AIM OF THE TASK
Copy the data below word for word, from the line that contains "example-text: Ein Beispiel für Umgangssprache" up to and including the line that contains "term-label: Dialekt xyxy=(58,540,101,556)".

○ ○ ○

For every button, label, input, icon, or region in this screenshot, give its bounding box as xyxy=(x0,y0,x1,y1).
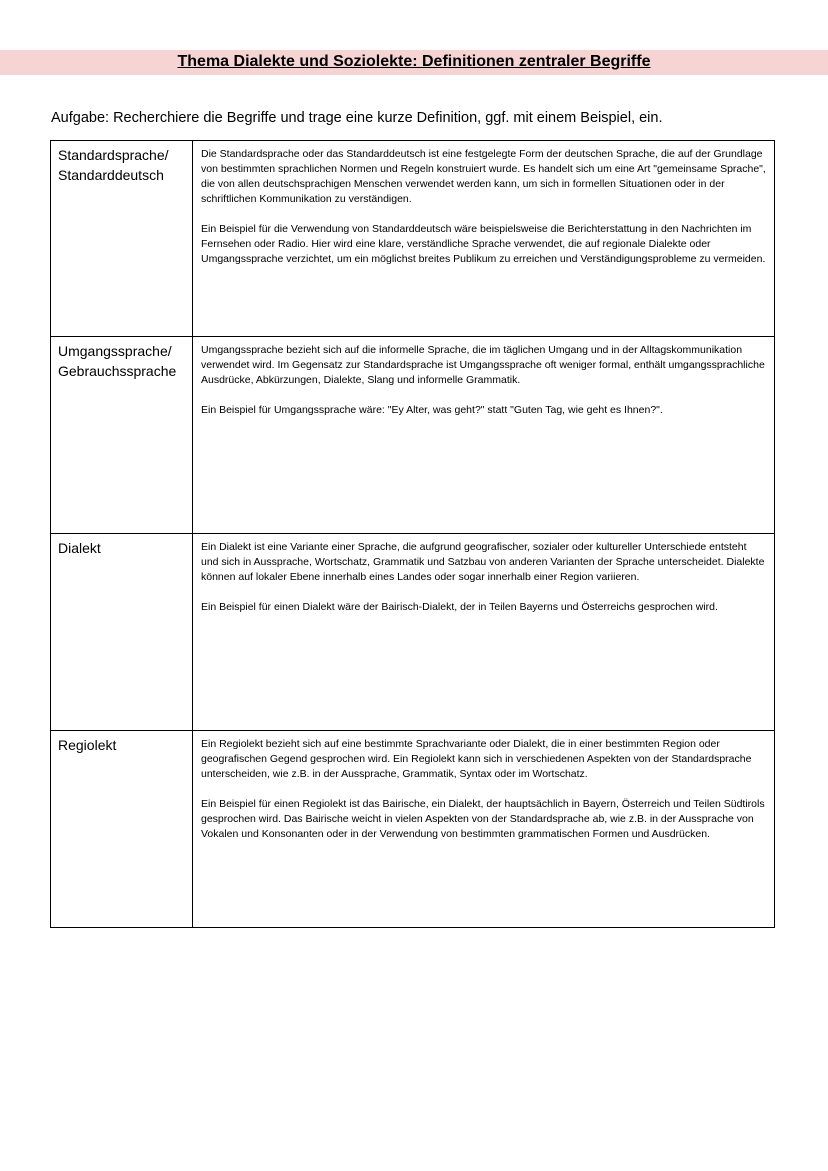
example-text: Ein Beispiel für Umgangssprache wäre: "Ey Alter, was geht?" statt "Guten Tag, wie geht es Ihnen?". xyxy=(201,404,663,416)
page-title: Thema Dialekte und Soziolekte: Definitionen zentraler Begriffe xyxy=(177,53,651,70)
definition-cell[interactable] xyxy=(193,141,775,337)
term-label: Dialekt xyxy=(58,540,101,556)
definition-text: Die Standardsprache oder das Standarddeutsch ist eine festgelegte Form der deutschen Sprache, die auf der Grundlage von bestimmten sprachlichen Normen und Regeln konstruiert wurde. Es handelt sich um eine Art "gemeinsame Sprache", die von allen deutschsprachigen Menschen verwendet werden kann, um sich in formellen Situationen oder in der schriftlichen Kommunikation zu verständigen. xyxy=(201,148,766,205)
table-row-dialekt xyxy=(51,534,775,731)
table-row-standardsprache xyxy=(51,141,775,337)
definitions-table xyxy=(50,140,775,928)
term-cell xyxy=(51,731,193,928)
definition-text: Umgangssprache bezieht sich auf die informelle Sprache, die im täglichen Umgang und in der Alltagskommunikation verwendet wird. Im Gegensatz zur Standardsprache ist Umgangssprache oft weniger formal, enthält umgangssprachliche Ausdrücke, Abkürzungen, Dialekte, Slang und informelle Grammatik. xyxy=(201,344,765,386)
definition-text: Ein Regiolekt bezieht sich auf eine bestimmte Sprachvariante oder Dialekt, die in einer bestimmten Region oder geografischen Gegend gesprochen wird. Ein Regiolekt kann sich in verschiedenen Aspekten von der Standardsprache unterscheiden, wie z.B. in der Aussprache, Grammatik, Syntax oder im Wortschatz. xyxy=(201,738,752,780)
term-cell xyxy=(51,141,193,337)
example-text: Ein Beispiel für die Verwendung von Standarddeutsch wäre beispielsweise die Berichterstattung in den Nachrichten im Fernsehen oder Radio. Hier wird eine klare, verständliche Sprache verwendet, die auf regionale Dialekte oder Umgangssprache verzichtet, um ein möglichst breites Publikum zu erreichen und Verständigungsprobleme zu vermeiden. xyxy=(201,223,766,265)
table-row-umgangssprache xyxy=(51,337,775,534)
term-cell xyxy=(51,337,193,534)
term-cell xyxy=(51,534,193,731)
definition-cell[interactable] xyxy=(193,534,775,731)
term-label: Regiolekt xyxy=(58,737,117,753)
term-label: Standardsprache/ Standarddeutsch xyxy=(58,147,169,183)
term-label: Umgangssprache/ Gebrauchssprache xyxy=(58,343,177,379)
table-row-regiolekt xyxy=(51,731,775,928)
example-text: Ein Beispiel für einen Dialekt wäre der Bairisch-Dialekt, der in Teilen Bayerns und Österreichs gesprochen wird. xyxy=(201,601,718,613)
task-instruction: Aufgabe: Recherchiere die Begriffe und trage eine kurze Definition, ggf. mit einem Beispiel, ein. xyxy=(51,110,663,126)
definition-cell[interactable] xyxy=(193,731,775,928)
example-text: Ein Beispiel für einen Regiolekt ist das Bairische, ein Dialekt, der hauptsächlich in Bayern, Österreich und Teilen Südtirols gesprochen wird. Das Bairische weicht in vielen Aspekten von der Standardsprache ab, wie z.B. in der Aussprache von Vokalen und Konsonanten oder in der Verwendung von bestimmten grammatischen Formen und Ausdrücken. xyxy=(201,798,765,840)
definition-cell[interactable] xyxy=(193,337,775,534)
definition-text: Ein Dialekt ist eine Variante einer Sprache, die aufgrund geografischer, sozialer oder kultureller Unterschiede entsteht und sich in Aussprache, Wortschatz, Grammatik und Satzbau von anderen Varianten der Sprache unterscheidet. Dialekte können auf lokaler Ebene innerhalb eines Landes oder sogar innerhalb einer Region variieren. xyxy=(201,541,765,583)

○ ○ ○

REPLY TO THE EXERCISE
example-text: Ein Beispiel für Umgangssprache wäre: "Ey Alter, was geht?" statt "Guten Tag, wie geht es Ihnen?". xyxy=(201,404,663,416)
page-title: Thema Dialekte und Soziolekte: Definitionen zentraler Begriffe xyxy=(177,53,651,70)
definition-cell[interactable] xyxy=(193,141,775,337)
term-label: Dialekt xyxy=(58,540,101,556)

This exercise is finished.